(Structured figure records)

★ ★ ★

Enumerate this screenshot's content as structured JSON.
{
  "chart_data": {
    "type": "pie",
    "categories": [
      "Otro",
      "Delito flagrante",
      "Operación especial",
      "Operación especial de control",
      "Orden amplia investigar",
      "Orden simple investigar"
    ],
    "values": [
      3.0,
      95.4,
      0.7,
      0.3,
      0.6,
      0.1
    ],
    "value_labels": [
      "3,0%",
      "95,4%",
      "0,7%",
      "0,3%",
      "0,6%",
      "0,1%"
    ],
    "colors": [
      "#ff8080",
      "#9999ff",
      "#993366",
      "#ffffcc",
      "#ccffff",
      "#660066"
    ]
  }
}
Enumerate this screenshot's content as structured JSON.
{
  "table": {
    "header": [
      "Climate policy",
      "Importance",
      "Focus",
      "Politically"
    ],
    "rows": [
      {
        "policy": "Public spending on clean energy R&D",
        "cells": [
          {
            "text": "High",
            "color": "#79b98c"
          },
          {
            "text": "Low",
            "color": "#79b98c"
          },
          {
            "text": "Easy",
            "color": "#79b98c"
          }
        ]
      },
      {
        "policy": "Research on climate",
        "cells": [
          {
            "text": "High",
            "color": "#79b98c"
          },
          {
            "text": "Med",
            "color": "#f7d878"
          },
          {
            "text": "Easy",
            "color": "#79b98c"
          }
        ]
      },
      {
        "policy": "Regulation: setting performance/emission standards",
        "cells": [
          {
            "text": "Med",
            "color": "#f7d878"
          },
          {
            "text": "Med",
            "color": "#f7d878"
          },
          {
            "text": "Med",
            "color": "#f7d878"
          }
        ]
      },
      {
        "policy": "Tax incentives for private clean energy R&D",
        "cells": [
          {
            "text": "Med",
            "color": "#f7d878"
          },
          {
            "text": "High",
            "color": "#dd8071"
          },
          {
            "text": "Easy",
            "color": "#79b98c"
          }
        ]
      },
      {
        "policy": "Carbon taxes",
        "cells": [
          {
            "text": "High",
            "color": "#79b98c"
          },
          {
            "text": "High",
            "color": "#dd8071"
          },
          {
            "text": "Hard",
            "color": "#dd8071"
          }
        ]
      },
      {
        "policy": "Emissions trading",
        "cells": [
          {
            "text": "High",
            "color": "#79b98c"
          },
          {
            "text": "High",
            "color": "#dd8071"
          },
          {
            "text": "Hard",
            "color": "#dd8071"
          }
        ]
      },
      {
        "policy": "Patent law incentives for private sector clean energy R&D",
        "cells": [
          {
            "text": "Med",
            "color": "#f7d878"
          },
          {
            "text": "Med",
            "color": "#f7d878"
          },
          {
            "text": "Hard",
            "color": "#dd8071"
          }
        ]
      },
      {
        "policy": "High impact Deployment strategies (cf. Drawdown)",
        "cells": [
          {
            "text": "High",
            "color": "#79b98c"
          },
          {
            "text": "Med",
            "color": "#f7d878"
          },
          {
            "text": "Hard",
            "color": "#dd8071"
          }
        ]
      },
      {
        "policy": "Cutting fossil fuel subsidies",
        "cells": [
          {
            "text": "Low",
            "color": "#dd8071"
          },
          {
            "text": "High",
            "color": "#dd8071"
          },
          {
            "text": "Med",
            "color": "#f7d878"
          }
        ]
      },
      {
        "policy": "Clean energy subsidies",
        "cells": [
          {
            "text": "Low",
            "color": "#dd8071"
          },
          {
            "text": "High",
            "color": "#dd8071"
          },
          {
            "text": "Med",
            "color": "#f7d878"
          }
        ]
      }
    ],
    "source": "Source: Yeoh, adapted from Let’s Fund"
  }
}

★ ★ ★

Reproduce all the data word for word.

__Written response__
Enumerate this screenshot's content as structured JSON.
{
  "chart_data": {
    "type": "pie",
    "categories": [
      "Otro",
      "Delito flagrante",
      "Operación especial",
      "Operación especial de control",
      "Orden amplia investigar",
      "Orden simple investigar"
    ],
    "values": [
      3.0,
      95.4,
      0.7,
      0.3,
      0.6,
      0.1
    ],
    "value_labels": [
      "3,0%",
      "95,4%",
      "0,7%",
      "0,3%",
      "0,6%",
      "0,1%"
    ],
    "colors": [
      "#ff8080",
      "#9999ff",
      "#993366",
      "#ffffcc",
      "#ccffff",
      "#660066"
    ]
  }
}
Enumerate this screenshot's content as structured JSON.
{
  "table": {
    "header": [
      "Climate policy",
      "Importance",
      "Focus",
      "Politically"
    ],
    "rows": [
      {
        "policy": "Public spending on clean energy R&D",
        "cells": [
          {
            "text": "High",
            "color": "#79b98c"
          },
          {
            "text": "Low",
            "color": "#79b98c"
          },
          {
            "text": "Easy",
            "color": "#79b98c"
          }
        ]
      },
      {
        "policy": "Research on climate",
        "cells": [
          {
            "text": "High",
            "color": "#79b98c"
          },
          {
            "text": "Med",
            "color": "#f7d878"
          },
          {
            "text": "Easy",
            "color": "#79b98c"
          }
        ]
      },
      {
        "policy": "Regulation: setting performance/emission standards",
        "cells": [
          {
            "text": "Med",
            "color": "#f7d878"
          },
          {
            "text": "Med",
            "color": "#f7d878"
          },
          {
            "text": "Med",
            "color": "#f7d878"
          }
        ]
      },
      {
        "policy": "Tax incentives for private clean energy R&D",
        "cells": [
          {
            "text": "Med",
            "color": "#f7d878"
          },
          {
            "text": "High",
            "color": "#dd8071"
          },
          {
            "text": "Easy",
            "color": "#79b98c"
          }
        ]
      },
      {
        "policy": "Carbon taxes",
        "cells": [
          {
            "text": "High",
            "color": "#79b98c"
          },
          {
            "text": "High",
            "color": "#dd8071"
          },
          {
            "text": "Hard",
            "color": "#dd8071"
          }
        ]
      },
      {
        "policy": "Emissions trading",
        "cells": [
          {
            "text": "High",
            "color": "#79b98c"
          },
          {
            "text": "High",
            "color": "#dd8071"
          },
          {
            "text": "Hard",
            "color": "#dd8071"
          }
        ]
      },
      {
        "policy": "Patent law incentives for private sector clean energy R&D",
        "cells": [
          {
            "text": "Med",
            "color": "#f7d878"
          },
          {
            "text": "Med",
            "color": "#f7d878"
          },
          {
            "text": "Hard",
            "color": "#dd8071"
          }
        ]
      },
      {
        "policy": "High impact Deployment strategies (cf. Drawdown)",
        "cells": [
          {
            "text": "High",
            "color": "#79b98c"
          },
          {
            "text": "Med",
            "color": "#f7d878"
          },
          {
            "text": "Hard",
            "color": "#dd8071"
          }
        ]
      },
      {
        "policy": "Cutting fossil fuel subsidies",
        "cells": [
          {
            "text": "Low",
            "color": "#dd8071"
          },
          {
            "text": "High",
            "color": "#dd8071"
          },
          {
            "text": "Med",
            "color": "#f7d878"
          }
        ]
      },
      {
        "policy": "Clean energy subsidies",
        "cells": [
          {
            "text": "Low",
            "color": "#dd8071"
          },
          {
            "text": "High",
            "color": "#dd8071"
          },
          {
            "text": "Med",
            "color": "#f7d878"
          }
        ]
      }
    ],
    "source": "Source: Yeoh, adapted from Let’s Fund"
  }
}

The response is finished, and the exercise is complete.